> **Task**: Look through the records below, count the lines with the word "hours", and reply with only the number.

> **Listed records**:
________________
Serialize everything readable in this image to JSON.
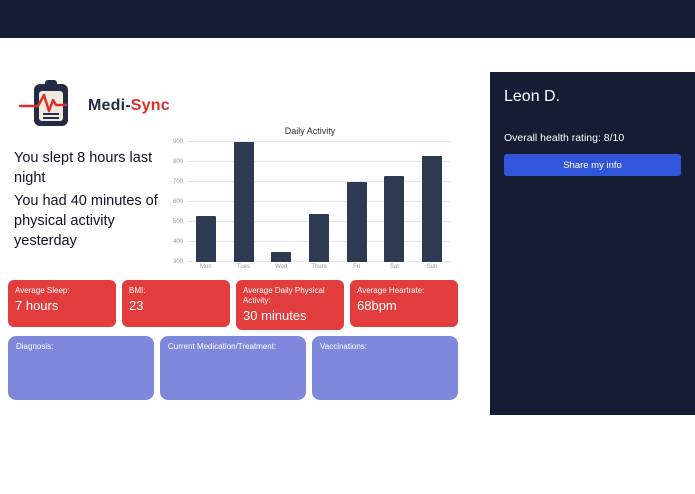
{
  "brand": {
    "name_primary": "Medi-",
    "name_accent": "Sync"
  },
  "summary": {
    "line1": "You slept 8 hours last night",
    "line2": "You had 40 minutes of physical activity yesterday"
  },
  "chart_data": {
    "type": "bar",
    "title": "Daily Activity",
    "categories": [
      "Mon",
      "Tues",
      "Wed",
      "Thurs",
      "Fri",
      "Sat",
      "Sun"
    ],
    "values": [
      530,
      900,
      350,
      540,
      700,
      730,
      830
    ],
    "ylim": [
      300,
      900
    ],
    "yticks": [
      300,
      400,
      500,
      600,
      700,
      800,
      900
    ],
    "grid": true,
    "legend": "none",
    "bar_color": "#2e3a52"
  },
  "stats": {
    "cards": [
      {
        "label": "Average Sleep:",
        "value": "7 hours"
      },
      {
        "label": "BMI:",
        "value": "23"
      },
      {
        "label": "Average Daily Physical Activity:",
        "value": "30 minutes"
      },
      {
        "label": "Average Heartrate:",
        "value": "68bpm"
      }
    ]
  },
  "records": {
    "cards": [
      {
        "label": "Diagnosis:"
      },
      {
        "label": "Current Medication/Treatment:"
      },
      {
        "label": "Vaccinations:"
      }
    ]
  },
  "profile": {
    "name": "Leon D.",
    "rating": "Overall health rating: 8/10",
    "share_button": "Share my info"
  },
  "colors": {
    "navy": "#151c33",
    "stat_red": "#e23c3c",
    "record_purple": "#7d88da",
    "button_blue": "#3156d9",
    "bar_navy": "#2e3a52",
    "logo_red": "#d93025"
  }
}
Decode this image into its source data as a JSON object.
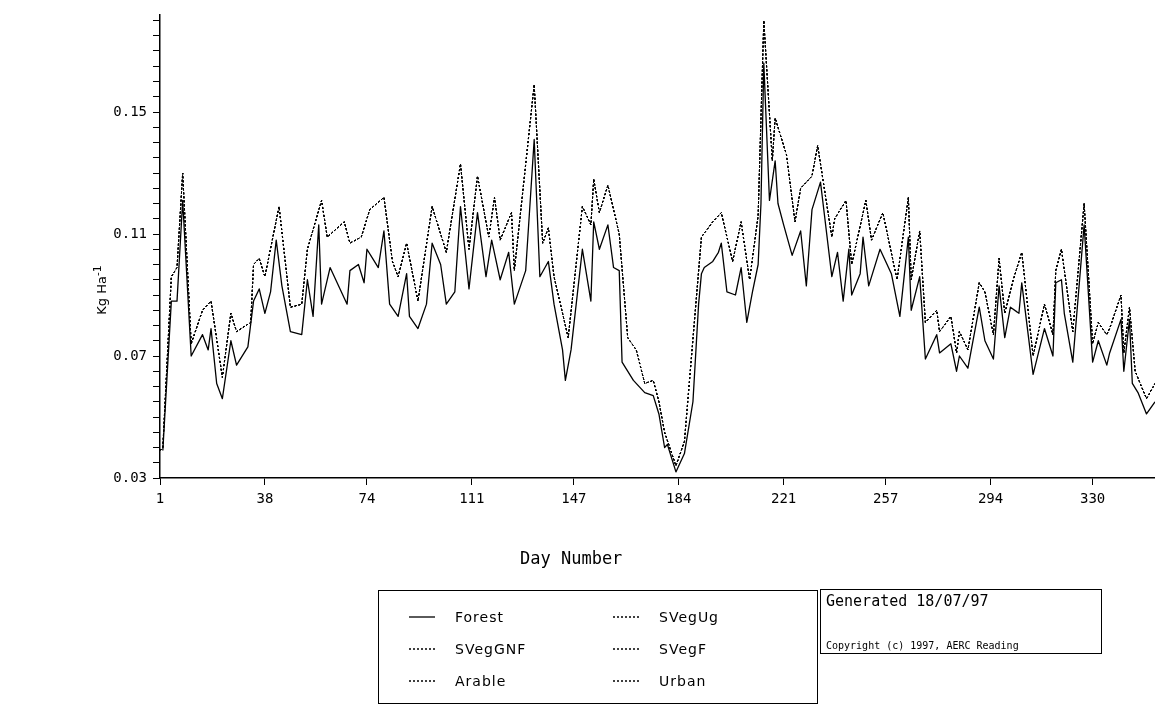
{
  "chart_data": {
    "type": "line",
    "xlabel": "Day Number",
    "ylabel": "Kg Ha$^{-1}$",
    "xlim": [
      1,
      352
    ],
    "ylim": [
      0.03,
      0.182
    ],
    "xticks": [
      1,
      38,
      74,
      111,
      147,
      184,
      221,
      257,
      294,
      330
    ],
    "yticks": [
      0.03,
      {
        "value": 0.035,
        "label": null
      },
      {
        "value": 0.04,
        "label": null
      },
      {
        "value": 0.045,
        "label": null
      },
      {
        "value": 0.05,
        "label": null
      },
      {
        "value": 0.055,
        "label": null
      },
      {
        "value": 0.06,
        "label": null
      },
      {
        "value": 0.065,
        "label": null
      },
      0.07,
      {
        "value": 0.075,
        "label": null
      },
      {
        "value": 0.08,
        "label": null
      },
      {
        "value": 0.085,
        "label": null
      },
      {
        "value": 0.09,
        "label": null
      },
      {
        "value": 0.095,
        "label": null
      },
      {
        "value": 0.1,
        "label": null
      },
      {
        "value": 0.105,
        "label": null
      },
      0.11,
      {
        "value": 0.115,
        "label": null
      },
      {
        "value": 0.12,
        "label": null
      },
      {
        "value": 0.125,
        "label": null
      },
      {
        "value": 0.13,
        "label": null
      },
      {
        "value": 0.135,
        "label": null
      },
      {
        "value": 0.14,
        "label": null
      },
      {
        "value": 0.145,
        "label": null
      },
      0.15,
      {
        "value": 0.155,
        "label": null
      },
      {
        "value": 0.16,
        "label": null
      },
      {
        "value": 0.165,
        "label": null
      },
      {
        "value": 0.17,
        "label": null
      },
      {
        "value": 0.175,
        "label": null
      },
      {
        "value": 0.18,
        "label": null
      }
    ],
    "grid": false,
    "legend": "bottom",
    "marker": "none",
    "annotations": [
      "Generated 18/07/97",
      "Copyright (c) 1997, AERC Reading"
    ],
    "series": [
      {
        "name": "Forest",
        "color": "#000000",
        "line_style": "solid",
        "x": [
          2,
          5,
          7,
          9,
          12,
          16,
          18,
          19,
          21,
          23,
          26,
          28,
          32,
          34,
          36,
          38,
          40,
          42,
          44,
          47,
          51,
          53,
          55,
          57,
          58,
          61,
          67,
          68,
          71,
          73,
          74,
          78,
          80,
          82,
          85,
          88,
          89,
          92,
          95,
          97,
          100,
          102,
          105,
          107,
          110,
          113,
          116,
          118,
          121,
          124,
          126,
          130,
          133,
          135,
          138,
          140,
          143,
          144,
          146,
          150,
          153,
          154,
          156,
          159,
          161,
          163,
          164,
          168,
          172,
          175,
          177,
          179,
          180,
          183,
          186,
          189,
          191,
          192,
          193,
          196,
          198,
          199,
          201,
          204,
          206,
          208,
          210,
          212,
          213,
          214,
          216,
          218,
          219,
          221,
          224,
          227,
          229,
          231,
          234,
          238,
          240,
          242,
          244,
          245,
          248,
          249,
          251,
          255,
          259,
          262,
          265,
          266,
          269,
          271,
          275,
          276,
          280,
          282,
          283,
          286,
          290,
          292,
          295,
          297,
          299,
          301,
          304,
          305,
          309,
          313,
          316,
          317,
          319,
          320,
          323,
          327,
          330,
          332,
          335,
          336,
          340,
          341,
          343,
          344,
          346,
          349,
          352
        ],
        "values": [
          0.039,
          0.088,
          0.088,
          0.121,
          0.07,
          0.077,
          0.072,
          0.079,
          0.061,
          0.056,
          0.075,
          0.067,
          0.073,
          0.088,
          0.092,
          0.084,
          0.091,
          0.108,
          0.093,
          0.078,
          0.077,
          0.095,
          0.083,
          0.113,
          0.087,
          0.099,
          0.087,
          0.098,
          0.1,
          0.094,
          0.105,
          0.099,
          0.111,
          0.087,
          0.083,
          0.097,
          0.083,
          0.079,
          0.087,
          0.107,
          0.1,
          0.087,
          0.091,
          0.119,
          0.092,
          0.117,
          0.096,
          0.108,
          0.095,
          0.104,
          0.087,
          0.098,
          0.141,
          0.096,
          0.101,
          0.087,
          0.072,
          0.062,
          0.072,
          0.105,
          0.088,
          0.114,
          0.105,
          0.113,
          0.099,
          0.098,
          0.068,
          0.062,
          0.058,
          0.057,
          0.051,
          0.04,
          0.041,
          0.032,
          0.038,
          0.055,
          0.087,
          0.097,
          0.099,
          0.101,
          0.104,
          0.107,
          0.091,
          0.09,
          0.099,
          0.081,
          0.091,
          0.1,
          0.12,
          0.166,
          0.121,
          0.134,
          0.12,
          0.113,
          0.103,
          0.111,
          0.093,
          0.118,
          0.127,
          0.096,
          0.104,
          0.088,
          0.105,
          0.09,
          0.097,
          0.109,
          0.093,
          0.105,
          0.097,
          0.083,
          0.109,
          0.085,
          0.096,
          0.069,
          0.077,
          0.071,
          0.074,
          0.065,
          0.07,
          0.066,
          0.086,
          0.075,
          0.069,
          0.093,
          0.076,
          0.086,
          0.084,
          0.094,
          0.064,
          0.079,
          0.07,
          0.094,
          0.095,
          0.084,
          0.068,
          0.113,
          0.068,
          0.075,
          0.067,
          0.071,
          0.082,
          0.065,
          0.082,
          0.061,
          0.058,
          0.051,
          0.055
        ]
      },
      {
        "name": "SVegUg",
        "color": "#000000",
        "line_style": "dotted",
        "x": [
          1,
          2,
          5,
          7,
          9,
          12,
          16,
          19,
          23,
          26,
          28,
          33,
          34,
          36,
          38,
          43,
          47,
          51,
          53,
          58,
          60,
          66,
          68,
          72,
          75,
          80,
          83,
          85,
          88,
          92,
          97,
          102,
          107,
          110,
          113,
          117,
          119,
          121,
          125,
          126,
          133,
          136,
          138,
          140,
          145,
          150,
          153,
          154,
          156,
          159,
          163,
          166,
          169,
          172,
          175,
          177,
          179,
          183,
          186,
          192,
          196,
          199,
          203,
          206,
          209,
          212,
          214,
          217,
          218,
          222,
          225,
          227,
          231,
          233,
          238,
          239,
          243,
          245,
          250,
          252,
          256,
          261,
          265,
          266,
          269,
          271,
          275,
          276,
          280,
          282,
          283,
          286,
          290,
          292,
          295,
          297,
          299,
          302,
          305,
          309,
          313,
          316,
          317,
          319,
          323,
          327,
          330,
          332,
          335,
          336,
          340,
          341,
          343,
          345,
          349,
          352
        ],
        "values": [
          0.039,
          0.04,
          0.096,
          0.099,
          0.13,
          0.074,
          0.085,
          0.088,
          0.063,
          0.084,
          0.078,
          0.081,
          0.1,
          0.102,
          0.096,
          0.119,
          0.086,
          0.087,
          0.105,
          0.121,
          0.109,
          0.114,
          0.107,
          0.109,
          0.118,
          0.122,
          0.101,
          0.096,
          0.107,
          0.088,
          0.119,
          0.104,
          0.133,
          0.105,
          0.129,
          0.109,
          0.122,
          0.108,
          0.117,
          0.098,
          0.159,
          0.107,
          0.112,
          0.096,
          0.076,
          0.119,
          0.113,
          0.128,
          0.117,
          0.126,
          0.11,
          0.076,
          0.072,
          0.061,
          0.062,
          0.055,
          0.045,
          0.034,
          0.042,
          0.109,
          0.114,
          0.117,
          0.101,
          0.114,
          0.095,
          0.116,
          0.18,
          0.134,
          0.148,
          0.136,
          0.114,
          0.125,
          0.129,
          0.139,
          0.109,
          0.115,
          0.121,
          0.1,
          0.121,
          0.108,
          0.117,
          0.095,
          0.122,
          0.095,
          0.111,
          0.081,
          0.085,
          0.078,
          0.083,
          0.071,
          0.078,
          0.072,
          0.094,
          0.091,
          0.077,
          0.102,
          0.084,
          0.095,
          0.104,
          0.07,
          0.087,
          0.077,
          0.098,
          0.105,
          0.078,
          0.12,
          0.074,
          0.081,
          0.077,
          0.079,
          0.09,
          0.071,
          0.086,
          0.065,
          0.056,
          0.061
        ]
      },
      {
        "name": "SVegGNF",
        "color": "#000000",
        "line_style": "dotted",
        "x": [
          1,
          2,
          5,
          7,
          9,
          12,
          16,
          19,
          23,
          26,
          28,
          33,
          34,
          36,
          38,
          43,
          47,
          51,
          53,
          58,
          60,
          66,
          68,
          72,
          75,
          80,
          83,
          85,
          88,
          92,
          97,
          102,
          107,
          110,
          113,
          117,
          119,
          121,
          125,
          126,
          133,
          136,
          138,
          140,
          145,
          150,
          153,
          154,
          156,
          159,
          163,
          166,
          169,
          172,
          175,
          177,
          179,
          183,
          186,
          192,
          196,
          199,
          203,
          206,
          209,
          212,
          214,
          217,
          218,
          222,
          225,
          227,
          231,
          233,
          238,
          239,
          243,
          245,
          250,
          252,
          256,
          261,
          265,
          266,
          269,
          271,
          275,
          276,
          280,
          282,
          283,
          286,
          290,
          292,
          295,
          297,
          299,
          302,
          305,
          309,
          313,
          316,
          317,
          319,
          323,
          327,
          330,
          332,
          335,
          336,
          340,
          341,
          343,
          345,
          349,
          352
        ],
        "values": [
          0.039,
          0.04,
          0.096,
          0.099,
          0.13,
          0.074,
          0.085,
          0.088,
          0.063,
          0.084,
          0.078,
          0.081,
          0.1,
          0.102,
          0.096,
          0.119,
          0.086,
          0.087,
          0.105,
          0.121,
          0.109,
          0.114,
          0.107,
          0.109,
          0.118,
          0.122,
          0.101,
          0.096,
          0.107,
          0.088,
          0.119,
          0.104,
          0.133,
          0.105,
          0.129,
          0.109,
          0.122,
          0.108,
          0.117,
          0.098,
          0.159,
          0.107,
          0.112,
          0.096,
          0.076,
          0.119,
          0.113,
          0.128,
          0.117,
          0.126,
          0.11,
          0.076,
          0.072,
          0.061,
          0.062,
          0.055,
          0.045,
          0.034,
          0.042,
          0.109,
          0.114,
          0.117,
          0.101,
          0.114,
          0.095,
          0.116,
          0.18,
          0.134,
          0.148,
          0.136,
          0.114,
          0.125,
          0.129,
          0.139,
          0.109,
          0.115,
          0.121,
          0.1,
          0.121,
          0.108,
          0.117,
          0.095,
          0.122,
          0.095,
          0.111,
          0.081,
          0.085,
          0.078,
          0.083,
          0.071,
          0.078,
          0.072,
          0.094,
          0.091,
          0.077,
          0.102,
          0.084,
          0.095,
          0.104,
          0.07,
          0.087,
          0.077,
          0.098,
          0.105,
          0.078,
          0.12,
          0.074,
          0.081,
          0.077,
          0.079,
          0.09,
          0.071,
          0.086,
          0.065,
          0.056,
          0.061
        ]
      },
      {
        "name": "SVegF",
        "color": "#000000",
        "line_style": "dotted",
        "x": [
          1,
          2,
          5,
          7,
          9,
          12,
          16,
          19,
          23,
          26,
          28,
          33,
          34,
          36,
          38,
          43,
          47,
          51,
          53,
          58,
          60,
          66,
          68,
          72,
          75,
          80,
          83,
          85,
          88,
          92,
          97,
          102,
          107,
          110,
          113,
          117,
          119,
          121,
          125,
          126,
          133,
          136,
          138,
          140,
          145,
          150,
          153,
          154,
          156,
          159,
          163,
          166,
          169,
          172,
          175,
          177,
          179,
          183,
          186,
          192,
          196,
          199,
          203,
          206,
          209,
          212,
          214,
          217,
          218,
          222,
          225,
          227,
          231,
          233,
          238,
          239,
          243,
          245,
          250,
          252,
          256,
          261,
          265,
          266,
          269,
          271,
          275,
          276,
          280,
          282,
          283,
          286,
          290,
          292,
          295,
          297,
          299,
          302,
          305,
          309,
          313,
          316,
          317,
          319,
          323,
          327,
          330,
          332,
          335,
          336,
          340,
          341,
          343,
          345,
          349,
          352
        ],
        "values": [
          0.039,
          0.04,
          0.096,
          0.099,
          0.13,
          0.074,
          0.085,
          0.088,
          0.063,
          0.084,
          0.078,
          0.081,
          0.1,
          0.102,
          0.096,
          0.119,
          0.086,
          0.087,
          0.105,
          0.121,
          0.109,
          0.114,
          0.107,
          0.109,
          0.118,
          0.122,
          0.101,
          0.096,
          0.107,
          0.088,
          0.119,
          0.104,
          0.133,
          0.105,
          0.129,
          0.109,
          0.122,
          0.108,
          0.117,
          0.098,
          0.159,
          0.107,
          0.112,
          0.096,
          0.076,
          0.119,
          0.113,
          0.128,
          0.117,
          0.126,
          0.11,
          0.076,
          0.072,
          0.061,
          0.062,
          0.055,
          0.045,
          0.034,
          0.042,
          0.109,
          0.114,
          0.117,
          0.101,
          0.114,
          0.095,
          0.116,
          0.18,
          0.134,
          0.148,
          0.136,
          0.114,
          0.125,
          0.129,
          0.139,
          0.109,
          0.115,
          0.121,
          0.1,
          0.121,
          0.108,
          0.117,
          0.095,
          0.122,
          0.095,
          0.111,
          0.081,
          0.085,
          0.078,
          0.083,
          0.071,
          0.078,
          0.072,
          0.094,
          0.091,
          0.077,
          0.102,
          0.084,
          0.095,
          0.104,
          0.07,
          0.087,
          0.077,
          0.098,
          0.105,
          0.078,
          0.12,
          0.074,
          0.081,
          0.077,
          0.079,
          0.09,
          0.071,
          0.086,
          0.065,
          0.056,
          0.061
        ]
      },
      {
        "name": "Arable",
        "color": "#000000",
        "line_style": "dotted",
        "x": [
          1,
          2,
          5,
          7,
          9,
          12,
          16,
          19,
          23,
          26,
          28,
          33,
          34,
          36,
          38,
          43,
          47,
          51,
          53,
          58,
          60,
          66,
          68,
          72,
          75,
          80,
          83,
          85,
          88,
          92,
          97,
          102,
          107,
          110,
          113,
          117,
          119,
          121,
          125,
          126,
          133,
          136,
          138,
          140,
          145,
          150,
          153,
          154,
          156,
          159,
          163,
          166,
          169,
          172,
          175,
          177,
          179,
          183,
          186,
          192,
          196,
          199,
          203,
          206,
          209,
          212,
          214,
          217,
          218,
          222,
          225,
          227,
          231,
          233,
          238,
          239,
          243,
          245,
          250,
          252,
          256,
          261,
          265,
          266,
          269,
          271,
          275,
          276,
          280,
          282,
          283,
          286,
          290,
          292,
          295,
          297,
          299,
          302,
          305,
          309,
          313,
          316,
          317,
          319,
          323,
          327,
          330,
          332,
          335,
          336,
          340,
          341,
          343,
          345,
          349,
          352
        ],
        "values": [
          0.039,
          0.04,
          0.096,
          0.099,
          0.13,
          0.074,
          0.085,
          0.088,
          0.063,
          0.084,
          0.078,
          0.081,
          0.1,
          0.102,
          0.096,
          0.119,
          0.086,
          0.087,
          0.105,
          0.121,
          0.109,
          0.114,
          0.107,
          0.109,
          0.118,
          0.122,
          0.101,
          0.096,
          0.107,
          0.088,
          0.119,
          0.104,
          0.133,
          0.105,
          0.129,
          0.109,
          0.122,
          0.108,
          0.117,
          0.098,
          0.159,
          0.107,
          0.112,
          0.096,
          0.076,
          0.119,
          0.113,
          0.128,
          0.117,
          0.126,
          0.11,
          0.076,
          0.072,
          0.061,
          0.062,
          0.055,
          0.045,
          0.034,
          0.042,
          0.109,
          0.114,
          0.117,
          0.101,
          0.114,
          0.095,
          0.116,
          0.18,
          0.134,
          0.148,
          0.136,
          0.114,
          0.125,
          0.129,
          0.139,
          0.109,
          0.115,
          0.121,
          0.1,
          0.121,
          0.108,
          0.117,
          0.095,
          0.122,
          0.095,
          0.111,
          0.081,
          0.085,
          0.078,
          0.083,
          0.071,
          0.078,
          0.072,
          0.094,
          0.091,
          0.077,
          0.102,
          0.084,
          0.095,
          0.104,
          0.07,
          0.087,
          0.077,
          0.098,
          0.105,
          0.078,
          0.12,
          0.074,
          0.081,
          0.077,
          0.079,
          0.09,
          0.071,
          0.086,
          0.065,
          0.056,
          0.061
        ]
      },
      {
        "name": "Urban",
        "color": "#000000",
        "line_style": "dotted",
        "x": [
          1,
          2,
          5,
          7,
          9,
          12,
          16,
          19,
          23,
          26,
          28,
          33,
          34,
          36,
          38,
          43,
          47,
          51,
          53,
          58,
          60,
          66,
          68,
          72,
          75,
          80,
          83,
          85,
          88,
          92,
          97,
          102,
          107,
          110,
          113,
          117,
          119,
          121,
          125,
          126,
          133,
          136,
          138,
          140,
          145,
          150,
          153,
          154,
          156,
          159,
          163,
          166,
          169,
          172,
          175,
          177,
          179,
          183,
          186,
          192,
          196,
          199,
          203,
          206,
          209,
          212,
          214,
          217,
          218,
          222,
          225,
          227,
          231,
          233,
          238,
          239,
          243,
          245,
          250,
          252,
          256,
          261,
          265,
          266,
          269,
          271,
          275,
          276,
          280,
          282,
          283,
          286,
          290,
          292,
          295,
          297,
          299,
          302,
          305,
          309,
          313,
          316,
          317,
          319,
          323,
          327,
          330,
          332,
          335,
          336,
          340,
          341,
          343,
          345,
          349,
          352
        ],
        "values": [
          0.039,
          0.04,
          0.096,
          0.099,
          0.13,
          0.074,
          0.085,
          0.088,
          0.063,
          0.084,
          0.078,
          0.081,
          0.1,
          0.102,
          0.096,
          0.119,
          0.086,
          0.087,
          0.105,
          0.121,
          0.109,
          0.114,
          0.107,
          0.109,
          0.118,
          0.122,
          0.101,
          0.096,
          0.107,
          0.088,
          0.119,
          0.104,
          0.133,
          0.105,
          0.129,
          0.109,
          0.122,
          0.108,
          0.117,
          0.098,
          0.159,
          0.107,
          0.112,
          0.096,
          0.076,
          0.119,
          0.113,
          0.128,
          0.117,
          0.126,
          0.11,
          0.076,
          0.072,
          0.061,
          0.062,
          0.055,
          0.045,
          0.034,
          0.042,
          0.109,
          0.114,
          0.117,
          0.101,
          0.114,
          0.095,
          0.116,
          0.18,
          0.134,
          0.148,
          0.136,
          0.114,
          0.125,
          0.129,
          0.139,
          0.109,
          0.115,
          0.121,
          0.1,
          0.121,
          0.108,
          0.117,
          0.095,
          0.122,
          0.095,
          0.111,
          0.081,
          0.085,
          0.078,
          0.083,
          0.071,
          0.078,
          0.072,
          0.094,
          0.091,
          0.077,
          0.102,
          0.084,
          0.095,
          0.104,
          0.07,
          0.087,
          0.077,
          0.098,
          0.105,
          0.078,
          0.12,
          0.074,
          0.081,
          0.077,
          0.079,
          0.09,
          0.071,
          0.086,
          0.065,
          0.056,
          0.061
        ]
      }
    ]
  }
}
________________
> **Full output**: 2